[BEGIN RECORDS FOR THIS TASK]
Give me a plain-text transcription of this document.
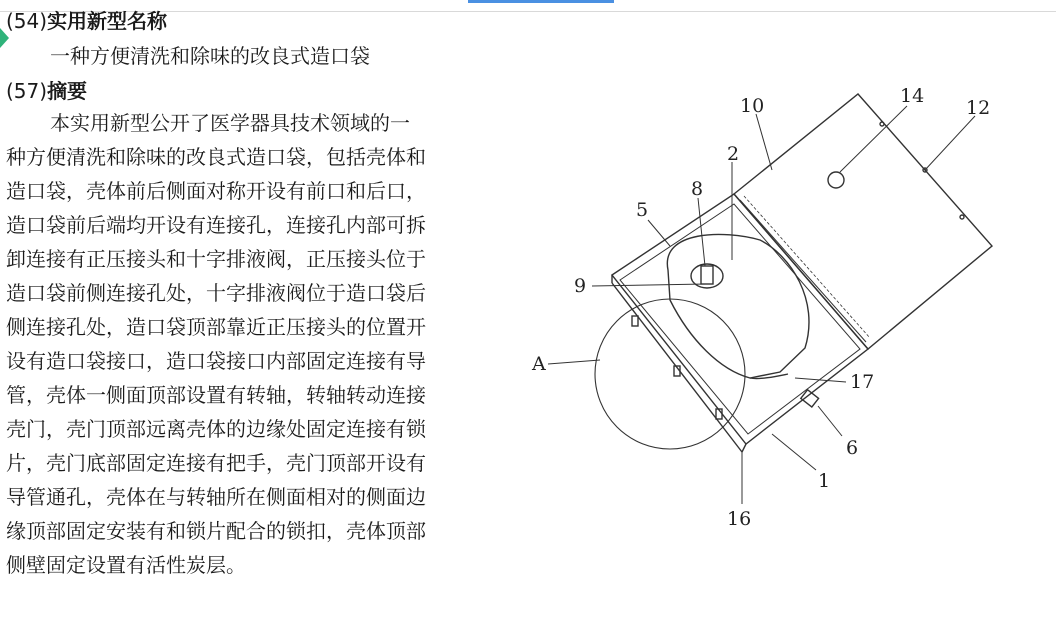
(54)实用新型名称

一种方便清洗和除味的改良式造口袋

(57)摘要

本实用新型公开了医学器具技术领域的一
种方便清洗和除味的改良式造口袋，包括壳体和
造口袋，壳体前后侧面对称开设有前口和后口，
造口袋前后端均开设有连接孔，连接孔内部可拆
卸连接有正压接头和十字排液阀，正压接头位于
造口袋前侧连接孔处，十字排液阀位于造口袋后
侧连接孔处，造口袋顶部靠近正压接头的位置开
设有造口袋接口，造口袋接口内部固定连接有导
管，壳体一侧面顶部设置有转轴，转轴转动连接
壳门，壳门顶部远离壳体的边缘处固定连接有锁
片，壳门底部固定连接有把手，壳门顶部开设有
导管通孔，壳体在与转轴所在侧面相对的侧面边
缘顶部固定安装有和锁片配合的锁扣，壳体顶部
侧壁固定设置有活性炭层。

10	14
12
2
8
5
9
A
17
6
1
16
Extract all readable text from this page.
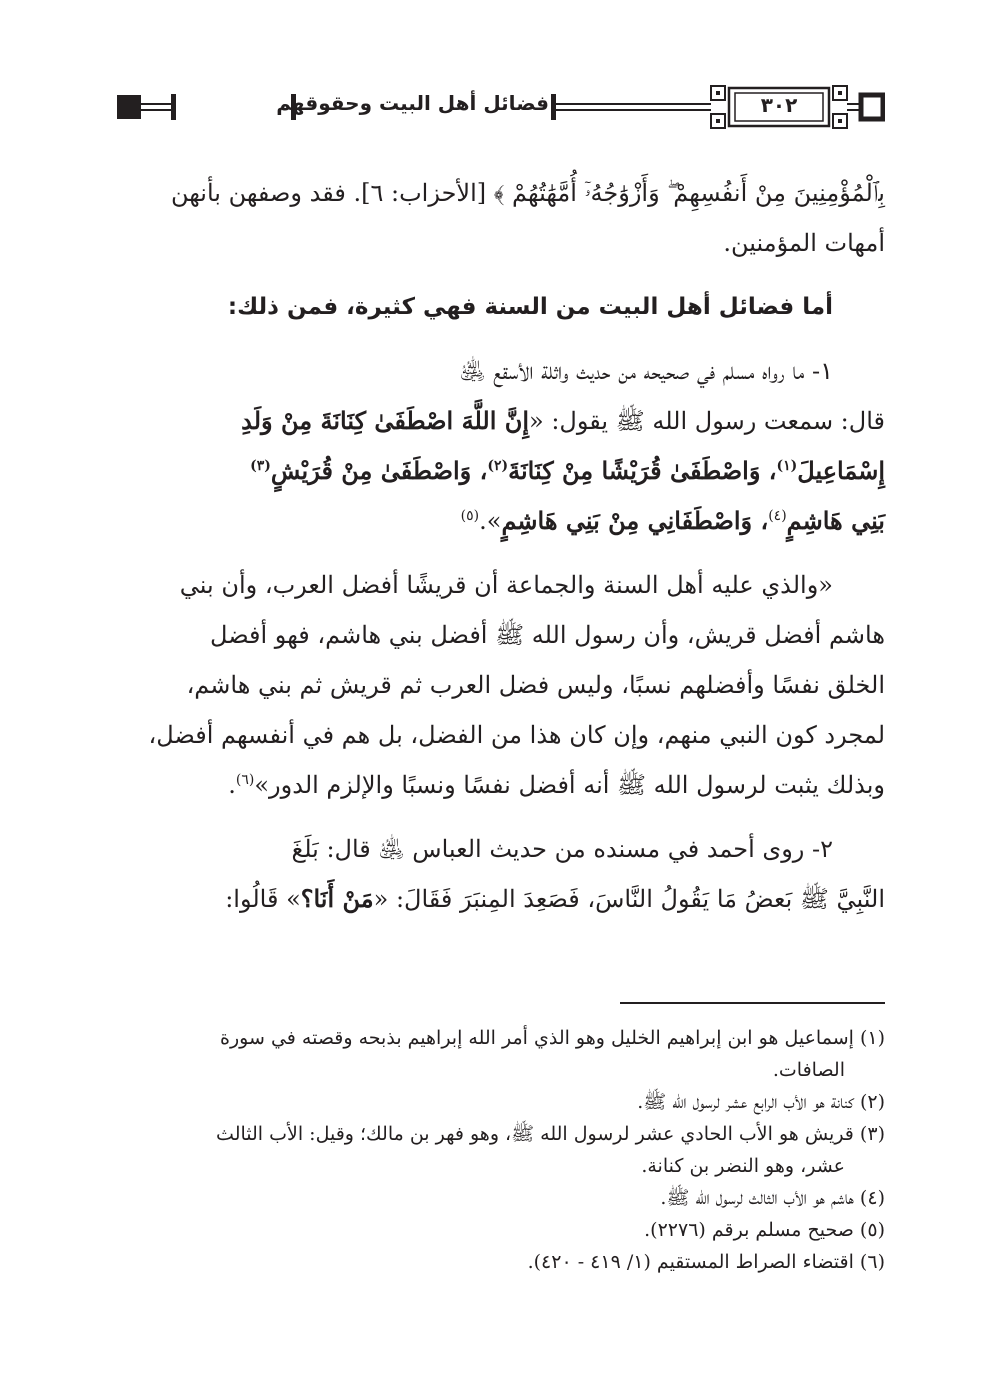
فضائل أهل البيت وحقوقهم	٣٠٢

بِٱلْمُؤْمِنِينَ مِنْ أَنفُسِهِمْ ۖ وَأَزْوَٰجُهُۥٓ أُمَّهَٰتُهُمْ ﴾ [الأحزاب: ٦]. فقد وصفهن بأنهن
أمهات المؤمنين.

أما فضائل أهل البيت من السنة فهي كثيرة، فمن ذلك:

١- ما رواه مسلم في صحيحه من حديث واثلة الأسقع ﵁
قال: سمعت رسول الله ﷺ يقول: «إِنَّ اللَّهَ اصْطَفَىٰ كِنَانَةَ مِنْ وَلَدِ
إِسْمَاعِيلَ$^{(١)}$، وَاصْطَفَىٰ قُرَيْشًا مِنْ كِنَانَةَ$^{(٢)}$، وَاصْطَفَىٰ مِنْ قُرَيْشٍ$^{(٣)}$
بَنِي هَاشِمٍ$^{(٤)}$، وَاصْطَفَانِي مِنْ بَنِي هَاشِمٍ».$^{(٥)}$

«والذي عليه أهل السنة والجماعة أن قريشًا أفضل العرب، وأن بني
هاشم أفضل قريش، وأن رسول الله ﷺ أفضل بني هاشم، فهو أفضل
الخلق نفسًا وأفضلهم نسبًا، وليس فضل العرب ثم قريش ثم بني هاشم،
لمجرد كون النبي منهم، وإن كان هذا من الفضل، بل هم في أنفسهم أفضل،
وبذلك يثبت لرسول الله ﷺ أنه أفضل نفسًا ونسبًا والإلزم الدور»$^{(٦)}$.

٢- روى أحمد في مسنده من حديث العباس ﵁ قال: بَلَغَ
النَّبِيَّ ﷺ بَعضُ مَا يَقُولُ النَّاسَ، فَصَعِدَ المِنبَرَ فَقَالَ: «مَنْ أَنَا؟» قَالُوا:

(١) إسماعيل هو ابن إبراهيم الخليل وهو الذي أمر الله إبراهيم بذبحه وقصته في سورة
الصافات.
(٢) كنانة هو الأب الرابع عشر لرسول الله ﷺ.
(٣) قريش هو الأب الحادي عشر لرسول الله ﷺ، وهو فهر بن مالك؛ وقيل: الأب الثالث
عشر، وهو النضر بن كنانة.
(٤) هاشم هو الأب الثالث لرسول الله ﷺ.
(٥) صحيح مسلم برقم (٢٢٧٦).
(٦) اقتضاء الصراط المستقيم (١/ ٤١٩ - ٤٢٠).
[END RECORDS FOR THIS TASK]
[BEGIN RECORDS FOR THIS TASK]
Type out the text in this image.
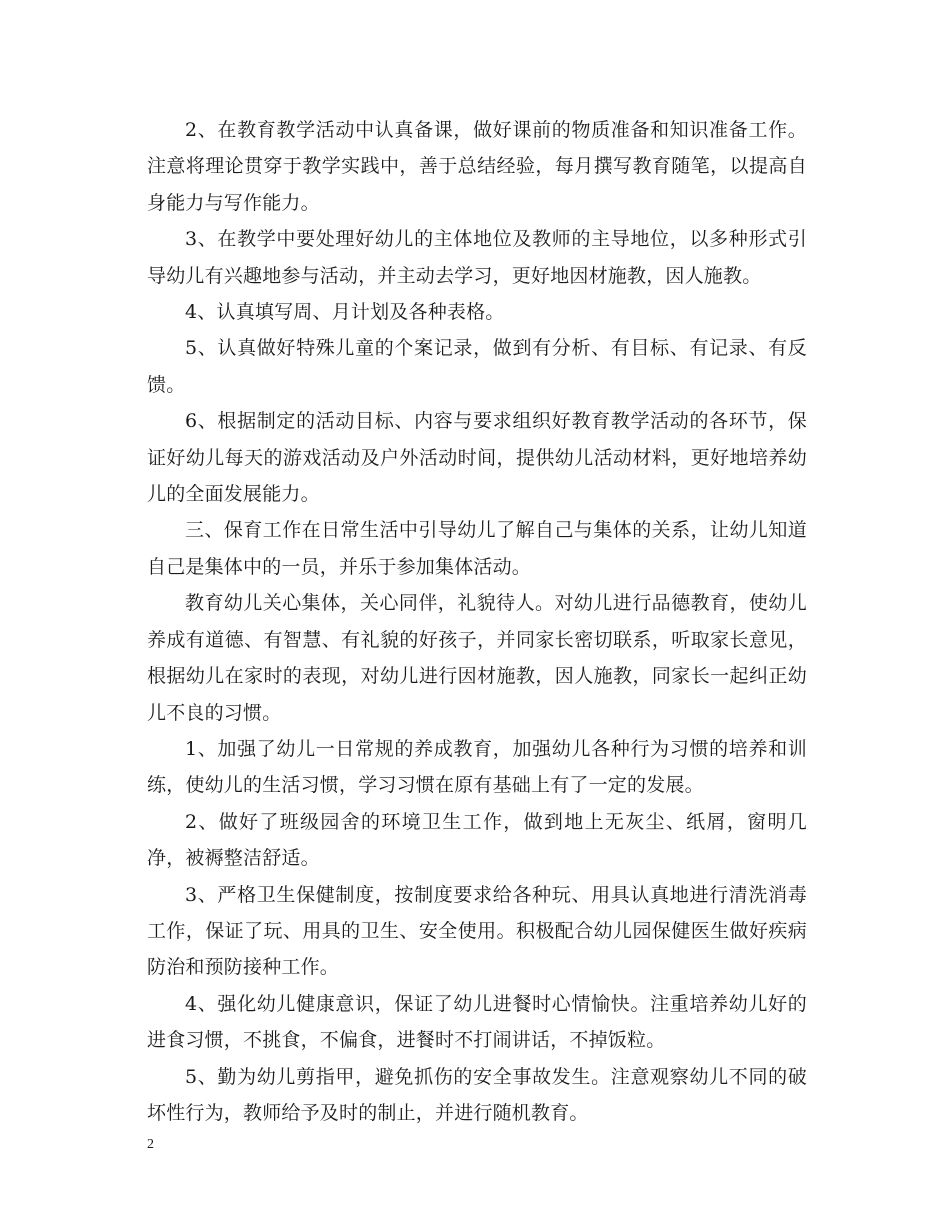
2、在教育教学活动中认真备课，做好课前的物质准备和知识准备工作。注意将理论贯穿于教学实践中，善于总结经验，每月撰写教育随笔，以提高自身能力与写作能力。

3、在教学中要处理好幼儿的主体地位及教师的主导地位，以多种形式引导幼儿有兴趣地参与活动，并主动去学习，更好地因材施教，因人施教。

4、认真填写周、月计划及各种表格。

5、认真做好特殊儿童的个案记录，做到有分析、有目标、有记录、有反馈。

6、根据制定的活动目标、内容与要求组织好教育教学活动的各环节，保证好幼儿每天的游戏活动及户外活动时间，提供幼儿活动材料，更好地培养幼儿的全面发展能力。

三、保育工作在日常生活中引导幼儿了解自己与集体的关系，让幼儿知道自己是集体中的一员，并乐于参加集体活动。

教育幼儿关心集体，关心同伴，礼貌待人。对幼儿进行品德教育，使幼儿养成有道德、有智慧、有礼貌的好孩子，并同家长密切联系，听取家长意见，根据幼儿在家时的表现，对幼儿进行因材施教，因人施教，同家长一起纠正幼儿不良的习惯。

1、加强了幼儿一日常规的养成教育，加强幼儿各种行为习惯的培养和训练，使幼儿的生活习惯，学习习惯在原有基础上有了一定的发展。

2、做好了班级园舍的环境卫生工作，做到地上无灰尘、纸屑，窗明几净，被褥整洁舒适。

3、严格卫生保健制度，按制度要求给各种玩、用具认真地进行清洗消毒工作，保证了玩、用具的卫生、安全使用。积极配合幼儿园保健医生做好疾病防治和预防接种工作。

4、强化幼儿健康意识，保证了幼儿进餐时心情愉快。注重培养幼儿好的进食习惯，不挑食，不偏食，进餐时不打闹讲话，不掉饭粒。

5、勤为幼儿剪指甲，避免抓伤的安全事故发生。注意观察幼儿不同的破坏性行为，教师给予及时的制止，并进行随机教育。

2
[END RECORDS FOR THIS TASK]
## [SET PROBLEM]
Extract all lines containing the word "العرب".

## [FINISHED ANSWER]
«والذي عليه أهل السنة والجماعة أن قريشًا أفضل العرب، وأن بني
الخلق نفسًا وأفضلهم نسبًا، وليس فضل العرب ثم قريش ثم بني هاشم،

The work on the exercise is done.